[Start]
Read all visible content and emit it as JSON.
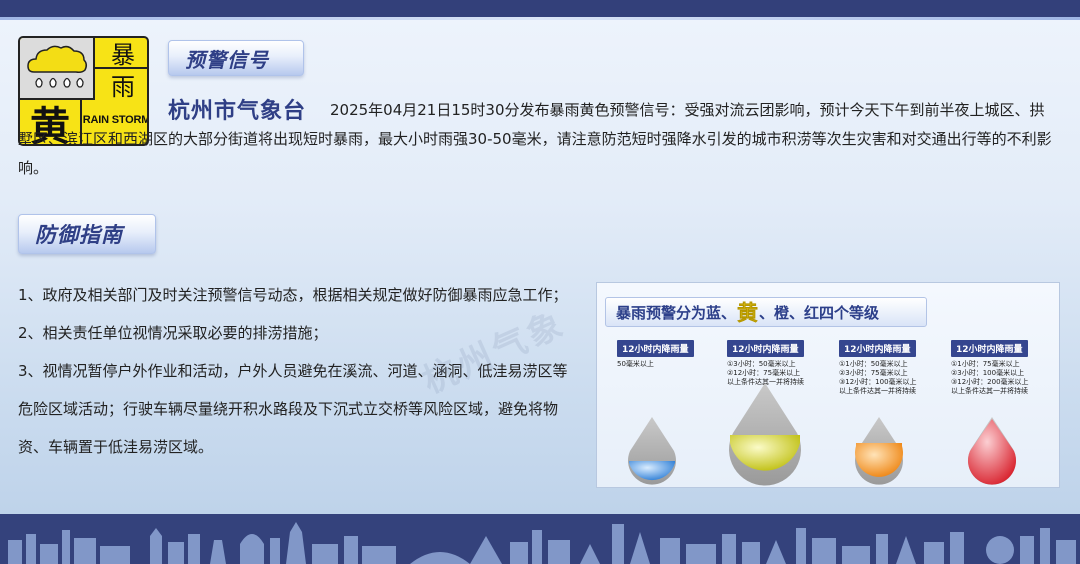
{
  "icon": {
    "cn_top": "暴",
    "cn_mid": "雨",
    "cn_level": "黄",
    "en": "RAIN STORM",
    "level_color": "#f7e316"
  },
  "warning": {
    "title": "预警信号",
    "org": "杭州市气象台",
    "text": "2025年04月21日15时30分发布暴雨黄色预警信号：受强对流云团影响，预计今天下午到前半夜上城区、拱墅区、滨江区和西湖区的大部分街道将出现短时暴雨，最大小时雨强30-50毫米，请注意防范短时强降水引发的城市积涝等次生灾害和对交通出行等的不利影响。"
  },
  "defense": {
    "title": "防御指南",
    "items": [
      "1、政府及相关部门及时关注预警信号动态，根据相关规定做好防御暴雨应急工作；",
      "2、相关责任单位视情况采取必要的排涝措施；",
      "3、视情况暂停户外作业和活动，户外人员避免在溪流、河道、涵洞、低洼易涝区等危险区域活动；行驶车辆尽量绕开积水路段及下沉式立交桥等风险区域，避免将物资、车辆置于低洼易涝区域。"
    ]
  },
  "levels": {
    "title_pre": "暴雨预警分为蓝、",
    "title_em": "黄",
    "title_post": "、橙、红四个等级",
    "watermark": "杭州气象",
    "columns": [
      {
        "head": "12小时内降雨量",
        "lines": [
          "50毫米以上"
        ],
        "color": "#2f7fd6",
        "name": "blue"
      },
      {
        "head": "12小时内降雨量",
        "lines": [
          "①3小时：50毫米以上",
          "②12小时：75毫米以上",
          "以上条件达其一并将持续"
        ],
        "color": "#e4df24",
        "name": "yellow"
      },
      {
        "head": "12小时内降雨量",
        "lines": [
          "①1小时：50毫米以上",
          "②3小时：75毫米以上",
          "③12小时：100毫米以上",
          "以上条件达其一并将持续"
        ],
        "color": "#f39a1e",
        "name": "orange"
      },
      {
        "head": "12小时内降雨量",
        "lines": [
          "①1小时：75毫米以上",
          "②3小时：100毫米以上",
          "③12小时：200毫米以上",
          "以上条件达其一并将持续"
        ],
        "color": "#e8323a",
        "name": "red"
      }
    ]
  },
  "colors": {
    "brand": "#2f3f86",
    "bar": "#33407a"
  }
}
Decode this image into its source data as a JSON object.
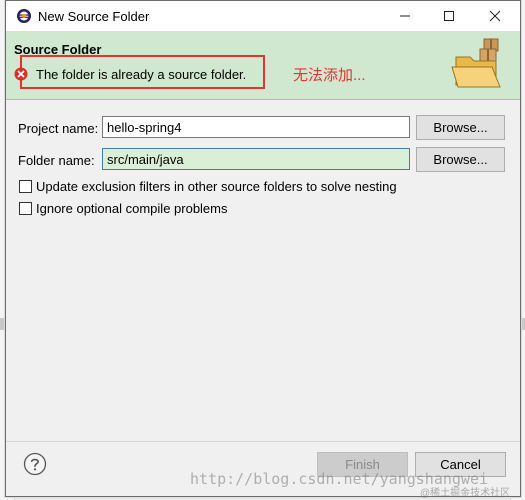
{
  "window": {
    "title": "New Source Folder",
    "minimize_icon": "minimize-icon",
    "maximize_icon": "maximize-icon",
    "close_icon": "close-icon"
  },
  "banner": {
    "title": "Source Folder",
    "message": "The folder is already a source folder.",
    "message_icon": "error-icon",
    "annotation": "无法添加..."
  },
  "form": {
    "project_name_label": "Project name:",
    "project_name_value": "hello-spring4",
    "folder_name_label": "Folder name:",
    "folder_name_value": "src/main/java",
    "browse_label": "Browse...",
    "option_update_exclusion": "Update exclusion filters in other source folders to solve nesting",
    "option_ignore_optional": "Ignore optional compile problems"
  },
  "footer": {
    "finish_label": "Finish",
    "cancel_label": "Cancel",
    "help_icon": "help-icon"
  },
  "watermark": {
    "url": "http://blog.csdn.net/yangshangwei",
    "credit": "@稀土掘金技术社区"
  },
  "colors": {
    "banner_bg": "#cfe8cf",
    "error_red": "#e3342f",
    "focus_field_bg": "#d9f0d6"
  }
}
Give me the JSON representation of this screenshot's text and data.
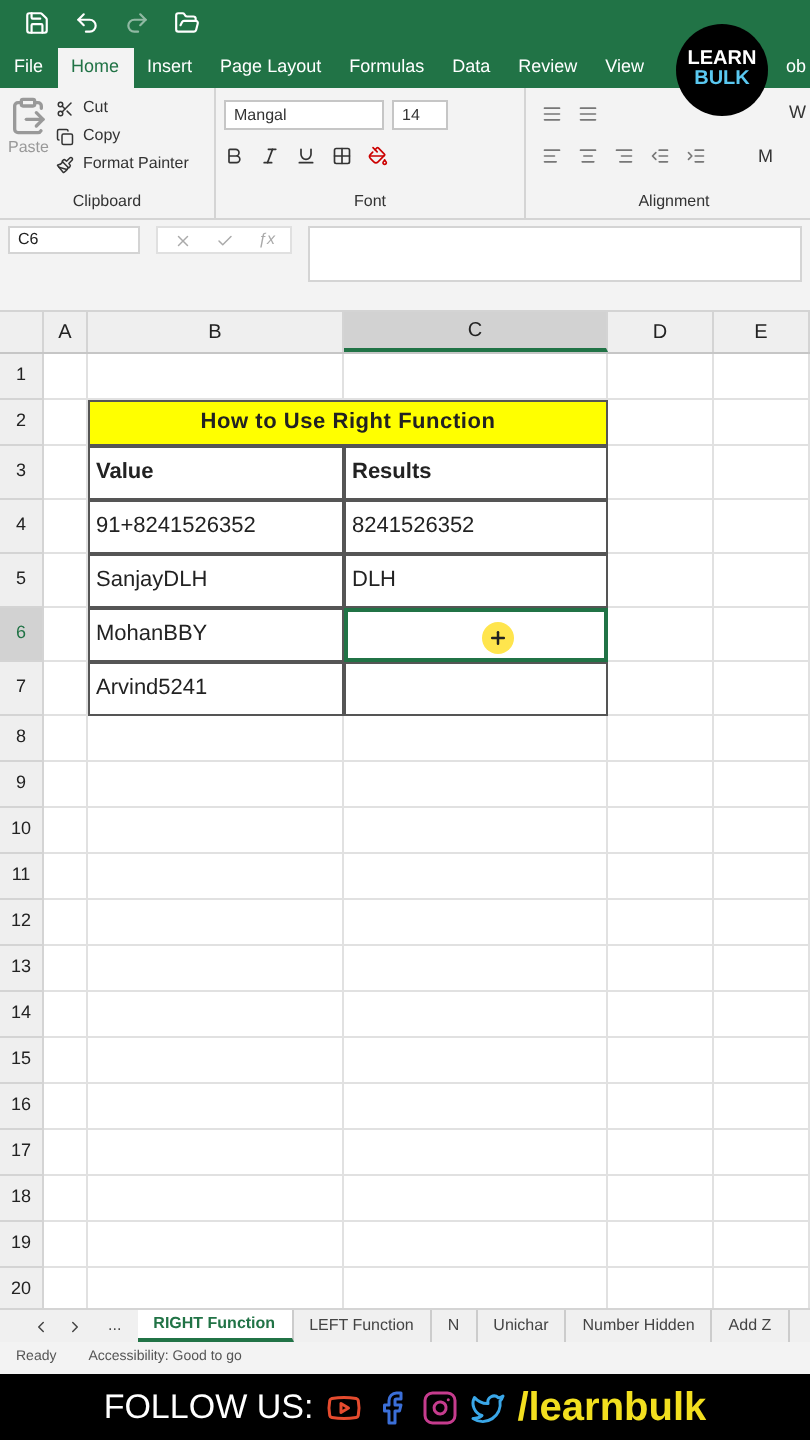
[End]
■ WRITTEN INSTRUCTION ■
Go through the records and copy each line with "data" in it.

■ WRITTEN SOLUTION ■
Decode this image into its source data as a JSON object.
Give me the JSON representation of this screenshot's text and data.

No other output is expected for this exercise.